Given problem. The records that follow are to be repeated without alteration.

## BEGIN Dataset records

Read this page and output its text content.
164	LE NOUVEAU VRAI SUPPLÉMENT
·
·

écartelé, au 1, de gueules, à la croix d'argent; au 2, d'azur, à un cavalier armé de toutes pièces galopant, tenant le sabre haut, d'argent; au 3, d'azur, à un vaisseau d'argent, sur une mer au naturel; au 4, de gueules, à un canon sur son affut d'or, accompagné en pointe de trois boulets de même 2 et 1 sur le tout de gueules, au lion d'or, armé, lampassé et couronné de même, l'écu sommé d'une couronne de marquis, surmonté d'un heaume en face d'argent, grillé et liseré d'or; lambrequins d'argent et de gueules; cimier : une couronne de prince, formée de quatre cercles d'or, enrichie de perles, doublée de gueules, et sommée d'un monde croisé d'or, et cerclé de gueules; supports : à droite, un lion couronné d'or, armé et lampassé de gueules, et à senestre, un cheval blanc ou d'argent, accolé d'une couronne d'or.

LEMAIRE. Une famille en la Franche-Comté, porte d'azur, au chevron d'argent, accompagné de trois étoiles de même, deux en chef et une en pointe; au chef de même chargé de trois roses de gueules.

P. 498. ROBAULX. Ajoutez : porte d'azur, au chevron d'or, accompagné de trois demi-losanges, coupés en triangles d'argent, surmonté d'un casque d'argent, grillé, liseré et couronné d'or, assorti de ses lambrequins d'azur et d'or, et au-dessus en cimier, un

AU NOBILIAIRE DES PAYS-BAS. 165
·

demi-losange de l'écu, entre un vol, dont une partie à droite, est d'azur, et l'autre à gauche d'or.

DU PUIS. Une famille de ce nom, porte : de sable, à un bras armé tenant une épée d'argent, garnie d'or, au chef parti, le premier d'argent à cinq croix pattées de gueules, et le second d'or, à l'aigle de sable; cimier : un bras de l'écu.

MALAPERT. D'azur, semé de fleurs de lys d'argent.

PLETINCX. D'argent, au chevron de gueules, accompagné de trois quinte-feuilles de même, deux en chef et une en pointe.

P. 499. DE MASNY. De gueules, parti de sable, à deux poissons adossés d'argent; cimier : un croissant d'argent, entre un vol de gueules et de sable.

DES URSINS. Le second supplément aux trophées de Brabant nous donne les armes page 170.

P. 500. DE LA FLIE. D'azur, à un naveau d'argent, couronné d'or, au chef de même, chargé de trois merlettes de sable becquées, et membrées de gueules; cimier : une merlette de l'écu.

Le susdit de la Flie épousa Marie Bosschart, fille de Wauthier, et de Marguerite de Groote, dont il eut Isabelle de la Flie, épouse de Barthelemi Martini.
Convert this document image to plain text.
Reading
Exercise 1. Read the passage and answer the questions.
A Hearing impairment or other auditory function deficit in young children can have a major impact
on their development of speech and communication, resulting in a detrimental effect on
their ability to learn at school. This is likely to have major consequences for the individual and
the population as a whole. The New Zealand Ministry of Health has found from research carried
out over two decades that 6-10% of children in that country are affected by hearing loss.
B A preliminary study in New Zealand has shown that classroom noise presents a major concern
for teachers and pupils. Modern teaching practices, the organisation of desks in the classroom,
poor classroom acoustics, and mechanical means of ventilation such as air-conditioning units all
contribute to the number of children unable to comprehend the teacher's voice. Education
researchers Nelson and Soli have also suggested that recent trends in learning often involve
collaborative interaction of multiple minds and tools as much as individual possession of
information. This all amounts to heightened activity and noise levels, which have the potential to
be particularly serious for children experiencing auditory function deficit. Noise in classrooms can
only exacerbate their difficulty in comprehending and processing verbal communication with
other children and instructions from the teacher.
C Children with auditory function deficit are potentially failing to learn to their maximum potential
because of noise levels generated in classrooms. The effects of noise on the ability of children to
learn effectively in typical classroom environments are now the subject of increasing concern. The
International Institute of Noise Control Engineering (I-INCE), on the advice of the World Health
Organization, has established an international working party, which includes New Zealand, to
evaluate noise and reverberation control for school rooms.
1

## END Dataset records

Finished task.
Read this page and output its text content.
164	LE NOUVEAU VRAI SUPPLÉMENT
·
·

écartelé, au 1, de gueules, à la croix d'argent; au 2, d'azur, à un cavalier armé de toutes pièces galopant, tenant le sabre haut, d'argent; au 3, d'azur, à un vaisseau d'argent, sur une mer au naturel; au 4, de gueules, à un canon sur son affut d'or, accompagné en pointe de trois boulets de même 2 et 1 sur le tout de gueules, au lion d'or, armé, lampassé et couronné de même, l'écu sommé d'une couronne de marquis, surmonté d'un heaume en face d'argent, grillé et liseré d'or; lambrequins d'argent et de gueules; cimier : une couronne de prince, formée de quatre cercles d'or, enrichie de perles, doublée de gueules, et sommée d'un monde croisé d'or, et cerclé de gueules; supports : à droite, un lion couronné d'or, armé et lampassé de gueules, et à senestre, un cheval blanc ou d'argent, accolé d'une couronne d'or.

LEMAIRE. Une famille en la Franche-Comté, porte d'azur, au chevron d'argent, accompagné de trois étoiles de même, deux en chef et une en pointe; au chef de même chargé de trois roses de gueules.

P. 498. ROBAULX. Ajoutez : porte d'azur, au chevron d'or, accompagné de trois demi-losanges, coupés en triangles d'argent, surmonté d'un casque d'argent, grillé, liseré et couronné d'or, assorti de ses lambrequins d'azur et d'or, et au-dessus en cimier, un

AU NOBILIAIRE DES PAYS-BAS. 165
·

demi-losange de l'écu, entre un vol, dont une partie à droite, est d'azur, et l'autre à gauche d'or.

DU PUIS. Une famille de ce nom, porte : de sable, à un bras armé tenant une épée d'argent, garnie d'or, au chef parti, le premier d'argent à cinq croix pattées de gueules, et le second d'or, à l'aigle de sable; cimier : un bras de l'écu.

MALAPERT. D'azur, semé de fleurs de lys d'argent.

PLETINCX. D'argent, au chevron de gueules, accompagné de trois quinte-feuilles de même, deux en chef et une en pointe.

P. 499. DE MASNY. De gueules, parti de sable, à deux poissons adossés d'argent; cimier : un croissant d'argent, entre un vol de gueules et de sable.

DES URSINS. Le second supplément aux trophées de Brabant nous donne les armes page 170.

P. 500. DE LA FLIE. D'azur, à un naveau d'argent, couronné d'or, au chef de même, chargé de trois merlettes de sable becquées, et membrées de gueules; cimier : une merlette de l'écu.

Le susdit de la Flie épousa Marie Bosschart, fille de Wauthier, et de Marguerite de Groote, dont il eut Isabelle de la Flie, épouse de Barthelemi Martini.
Convert this document image to plain text.
Reading
Exercise 1. Read the passage and answer the questions.
A Hearing impairment or other auditory function deficit in young children can have a major impact
on their development of speech and communication, resulting in a detrimental effect on
their ability to learn at school. This is likely to have major consequences for the individual and
the population as a whole. The New Zealand Ministry of Health has found from research carried
out over two decades that 6-10% of children in that country are affected by hearing loss.
B A preliminary study in New Zealand has shown that classroom noise presents a major concern
for teachers and pupils. Modern teaching practices, the organisation of desks in the classroom,
poor classroom acoustics, and mechanical means of ventilation such as air-conditioning units all
contribute to the number of children unable to comprehend the teacher's voice. Education
researchers Nelson and Soli have also suggested that recent trends in learning often involve
collaborative interaction of multiple minds and tools as much as individual possession of
information. This all amounts to heightened activity and noise levels, which have the potential to
be particularly serious for children experiencing auditory function deficit. Noise in classrooms can
only exacerbate their difficulty in comprehending and processing verbal communication with
other children and instructions from the teacher.
C Children with auditory function deficit are potentially failing to learn to their maximum potential
because of noise levels generated in classrooms. The effects of noise on the ability of children to
learn effectively in typical classroom environments are now the subject of increasing concern. The
International Institute of Noise Control Engineering (I-INCE), on the advice of the World Health
Organization, has established an international working party, which includes New Zealand, to
evaluate noise and reverberation control for school rooms.
1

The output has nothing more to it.